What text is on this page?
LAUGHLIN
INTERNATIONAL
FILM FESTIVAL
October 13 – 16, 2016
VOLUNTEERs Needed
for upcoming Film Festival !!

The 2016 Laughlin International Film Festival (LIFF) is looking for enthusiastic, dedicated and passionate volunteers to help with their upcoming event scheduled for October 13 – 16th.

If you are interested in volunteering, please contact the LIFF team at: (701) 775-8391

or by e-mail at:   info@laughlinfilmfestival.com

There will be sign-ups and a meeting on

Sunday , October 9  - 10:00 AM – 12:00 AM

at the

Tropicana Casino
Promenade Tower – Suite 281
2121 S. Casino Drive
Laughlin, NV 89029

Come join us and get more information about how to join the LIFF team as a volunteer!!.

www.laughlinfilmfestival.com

§ §

### STATED TASK
Look over the records above and copy each line that includes the string "team".

### RESPONSE BELOW
If you are interested in volunteering, please contact the LIFF team at: (701) 775-8391
Come join us and get more information about how to join the LIFF team as a volunteer!!.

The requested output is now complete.